- Your instructions
Extract each line from the entries below that has the string "this" in it.

Stored entries:
*****
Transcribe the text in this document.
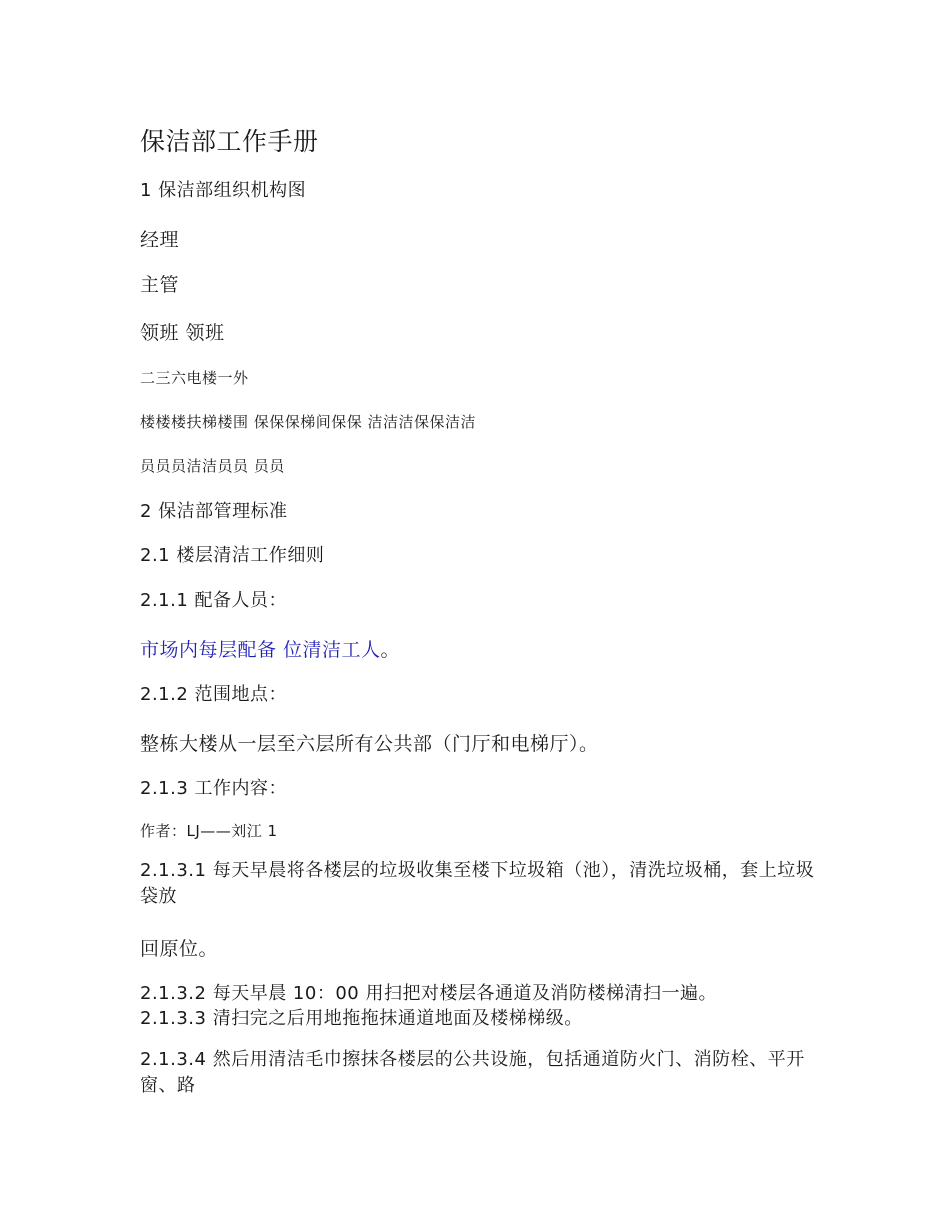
保洁部工作手册
1 保洁部组织机构图
经理
主管
领班 领班
二三六电楼一外
楼楼楼扶梯楼围 保保保梯间保保 洁洁洁保保洁洁
员员员洁洁员员 员员
2 保洁部管理标准
2.1 楼层清洁工作细则
2.1.1 配备人员：
市场内每层配备 位清洁工人。
2.1.2 范围地点：
整栋大楼从一层至六层所有公共部（门厅和电梯厅）。
2.1.3 工作内容：
作者：LJ——刘江 1
2.1.3.1 每天早晨将各楼层的垃圾收集至楼下垃圾箱（池），清洗垃圾桶，套上垃圾袋放
回原位。
2.1.3.2 每天早晨 10：00 用扫把对楼层各通道及消防楼梯清扫一遍。
2.1.3.3 清扫完之后用地拖拖抹通道地面及楼梯梯级。
2.1.3.4 然后用清洁毛巾擦抹各楼层的公共设施，包括通道防火门、消防栓、平开窗、路
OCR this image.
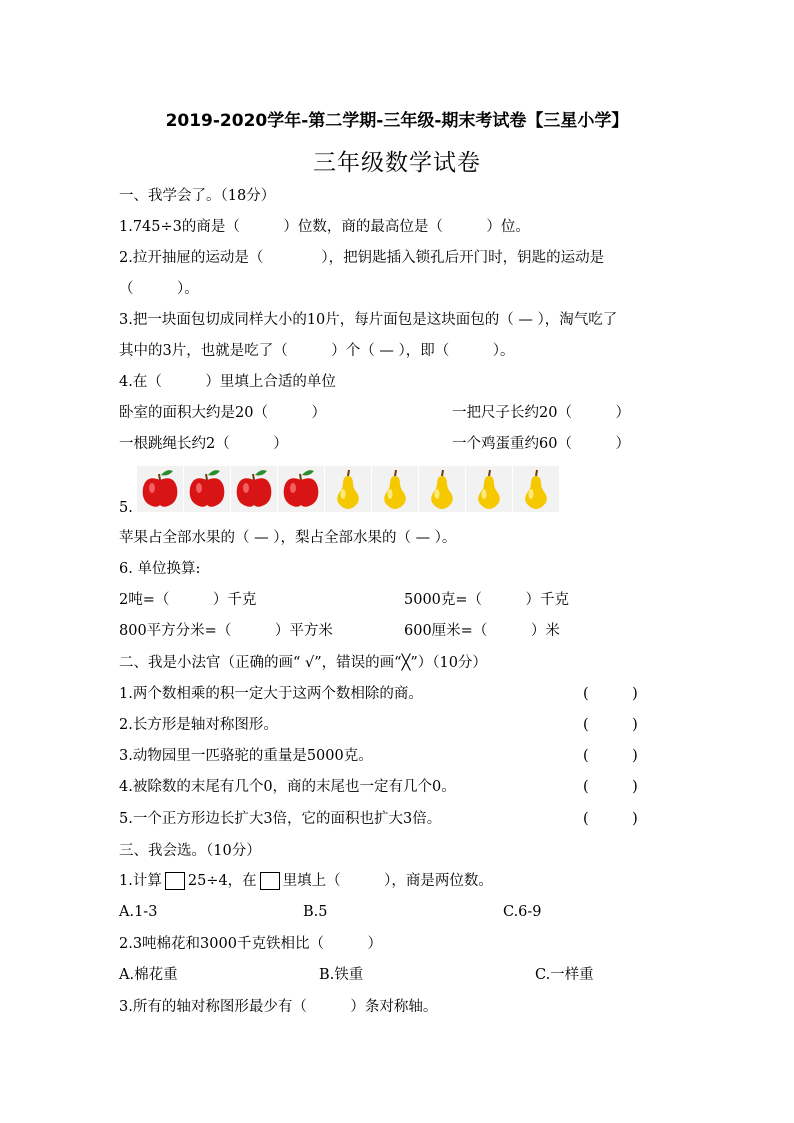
2019-2020学年-第二学期-三年级-期末考试卷【三星小学】
三年级数学试卷
一、我学会了。（18分）
1.745÷3的商是（　　　）位数，商的最高位是（　　　）位。
2.拉开抽屉的运动是（　　　　），把钥匙插入锁孔后开门时，钥匙的运动是
（　　　）。
3.把一块面包切成同样大小的10片，每片面包是这块面包的（ — ），淘气吃了
其中的3片，也就是吃了（　　　）个（ — ），即（　　　）。
4.在（　　　）里填上合适的单位
卧室的面积大约是20（　　　）	一把尺子长约20（　　　）
一根跳绳长约2（　　　）	一个鸡蛋重约60（　　　）
5.
苹果占全部水果的（ — ），梨占全部水果的（ — ）。
6. 单位换算:
2吨=（　　　）千克	5000克=（　　　）千克
800平方分米=（　　　）平方米	600厘米=（　　　）米
二、我是小法官（正确的画“ √”，错误的画“╳”）（10分）
1.两个数相乘的积一定大于这两个数相除的商。	(　　　)
2.长方形是轴对称图形。	(　　　)
3.动物园里一匹骆驼的重量是5000克。	(　　　)
4.被除数的末尾有几个0，商的末尾也一定有几个0。	(　　　)
5.一个正方形边长扩大3倍，它的面积也扩大3倍。	(　　　)
三、我会选。（10分）
1.计算 25÷4，在 里填上（　　　），商是两位数。
A.1-3	B.5	C.6-9
2.3吨棉花和3000千克铁相比（　　　）
A.棉花重	B.铁重	C.一样重
3.所有的轴对称图形最少有（　　　）条对称轴。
*****
- Solution
Transcribe the text in this document.
OCR this image.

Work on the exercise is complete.